#### What this task involves
Without the pictures, return all of the material exactly as written.

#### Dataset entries
** begin **

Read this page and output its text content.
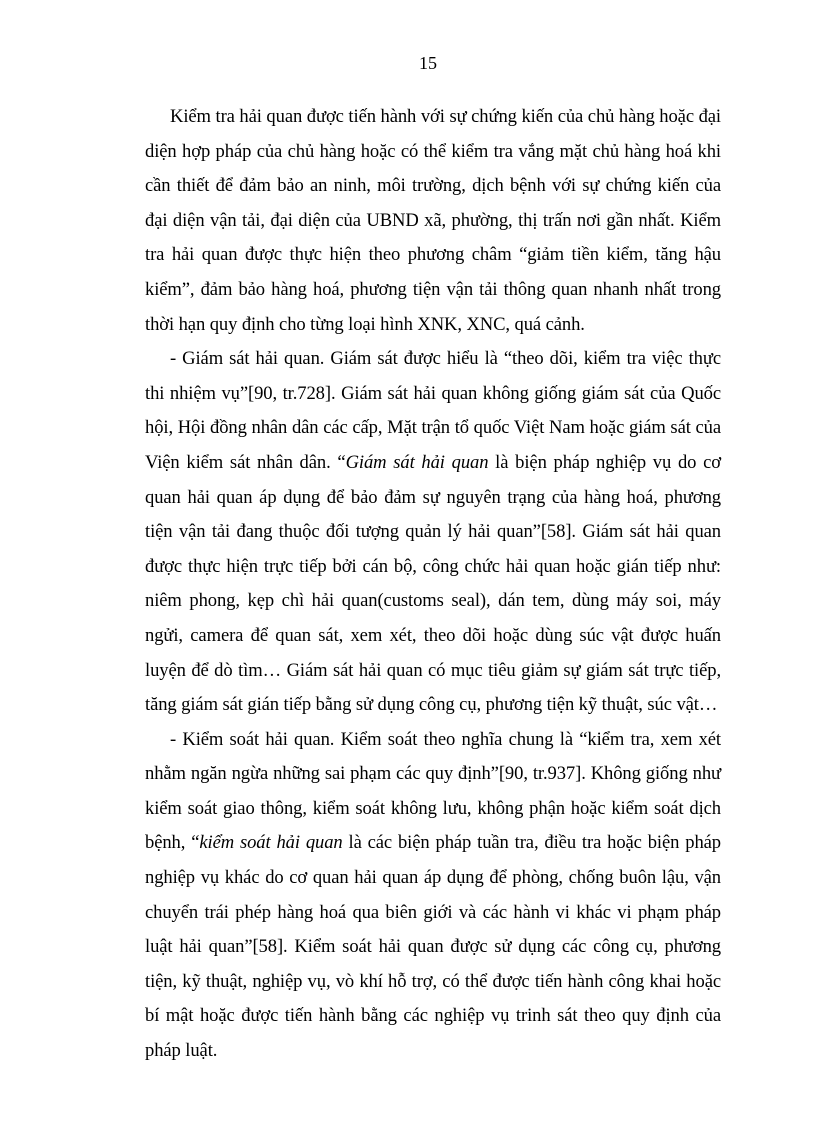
15

Kiểm tra hải quan được tiến hành với sự chứng kiến của chủ hàng hoặc đại diện hợp pháp của chủ hàng hoặc có thể kiểm tra vắng mặt chủ hàng hoá khi cần thiết để đảm bảo an ninh, môi trường, dịch bệnh với sự chứng kiến của đại diện vận tải, đại diện của UBND xã, phường, thị trấn nơi gần nhất. Kiểm tra hải quan được thực hiện theo phương châm “giảm tiền kiểm, tăng hậu kiểm”, đảm bảo hàng hoá, phương tiện vận tải thông quan nhanh nhất trong thời hạn quy định cho từng loại hình XNK, XNC, quá cảnh.

- Giám sát hải quan. Giám sát được hiểu là “theo dõi, kiểm tra việc thực thi nhiệm vụ”[90, tr.728]. Giám sát hải quan không giống giám sát của Quốc hội, Hội đồng nhân dân các cấp, Mặt trận tổ quốc Việt Nam hoặc giám sát của Viện kiểm sát nhân dân. “Giám sát hải quan là biện pháp nghiệp vụ do cơ quan hải quan áp dụng để bảo đảm sự nguyên trạng của hàng hoá, phương tiện vận tải đang thuộc đối tượng quản lý hải quan”[58]. Giám sát hải quan được thực hiện trực tiếp bởi cán bộ, công chức hải quan hoặc gián tiếp như: niêm phong, kẹp chì hải quan(customs seal), dán tem, dùng máy soi, máy ngửi, camera để quan sát, xem xét, theo dõi hoặc dùng súc vật được huấn luyện để dò tìm… Giám sát hải quan có mục tiêu giảm sự giám sát trực tiếp, tăng giám sát gián tiếp bằng sử dụng công cụ, phương tiện kỹ thuật, súc vật…

- Kiểm soát hải quan. Kiểm soát theo nghĩa chung là “kiểm tra, xem xét nhằm ngăn ngừa những sai phạm các quy định”[90, tr.937]. Không giống như kiểm soát giao thông, kiểm soát không lưu, không phận hoặc kiểm soát dịch bệnh, “kiểm soát hải quan là các biện pháp tuần tra, điều tra hoặc biện pháp nghiệp vụ khác do cơ quan hải quan áp dụng để phòng, chống buôn lậu, vận chuyển trái phép hàng hoá qua biên giới và các hành vi khác vi phạm pháp luật hải quan”[58]. Kiểm soát hải quan được sử dụng các công cụ, phương tiện, kỹ thuật, nghiệp vụ, vò khí hỗ trợ, có thể được tiến hành công khai hoặc bí mật hoặc được tiến hành bằng các nghiệp vụ trinh sát theo quy định của pháp luật.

** end **

#### Solution for this exercise
Read this page and output its text content.
15

Kiểm tra hải quan được tiến hành với sự chứng kiến của chủ hàng hoặc đại diện hợp pháp của chủ hàng hoặc có thể kiểm tra vắng mặt chủ hàng hoá khi cần thiết để đảm bảo an ninh, môi trường, dịch bệnh với sự chứng kiến của đại diện vận tải, đại diện của UBND xã, phường, thị trấn nơi gần nhất. Kiểm tra hải quan được thực hiện theo phương châm “giảm tiền kiểm, tăng hậu kiểm”, đảm bảo hàng hoá, phương tiện vận tải thông quan nhanh nhất trong thời hạn quy định cho từng loại hình XNK, XNC, quá cảnh.

- Giám sát hải quan. Giám sát được hiểu là “theo dõi, kiểm tra việc thực thi nhiệm vụ”[90, tr.728]. Giám sát hải quan không giống giám sát của Quốc hội, Hội đồng nhân dân các cấp, Mặt trận tổ quốc Việt Nam hoặc giám sát của Viện kiểm sát nhân dân. “Giám sát hải quan là biện pháp nghiệp vụ do cơ quan hải quan áp dụng để bảo đảm sự nguyên trạng của hàng hoá, phương tiện vận tải đang thuộc đối tượng quản lý hải quan”[58]. Giám sát hải quan được thực hiện trực tiếp bởi cán bộ, công chức hải quan hoặc gián tiếp như: niêm phong, kẹp chì hải quan(customs seal), dán tem, dùng máy soi, máy ngửi, camera để quan sát, xem xét, theo dõi hoặc dùng súc vật được huấn luyện để dò tìm… Giám sát hải quan có mục tiêu giảm sự giám sát trực tiếp, tăng giám sát gián tiếp bằng sử dụng công cụ, phương tiện kỹ thuật, súc vật…

- Kiểm soát hải quan. Kiểm soát theo nghĩa chung là “kiểm tra, xem xét nhằm ngăn ngừa những sai phạm các quy định”[90, tr.937]. Không giống như kiểm soát giao thông, kiểm soát không lưu, không phận hoặc kiểm soát dịch bệnh, “kiểm soát hải quan là các biện pháp tuần tra, điều tra hoặc biện pháp nghiệp vụ khác do cơ quan hải quan áp dụng để phòng, chống buôn lậu, vận chuyển trái phép hàng hoá qua biên giới và các hành vi khác vi phạm pháp luật hải quan”[58]. Kiểm soát hải quan được sử dụng các công cụ, phương tiện, kỹ thuật, nghiệp vụ, vò khí hỗ trợ, có thể được tiến hành công khai hoặc bí mật hoặc được tiến hành bằng các nghiệp vụ trinh sát theo quy định của pháp luật.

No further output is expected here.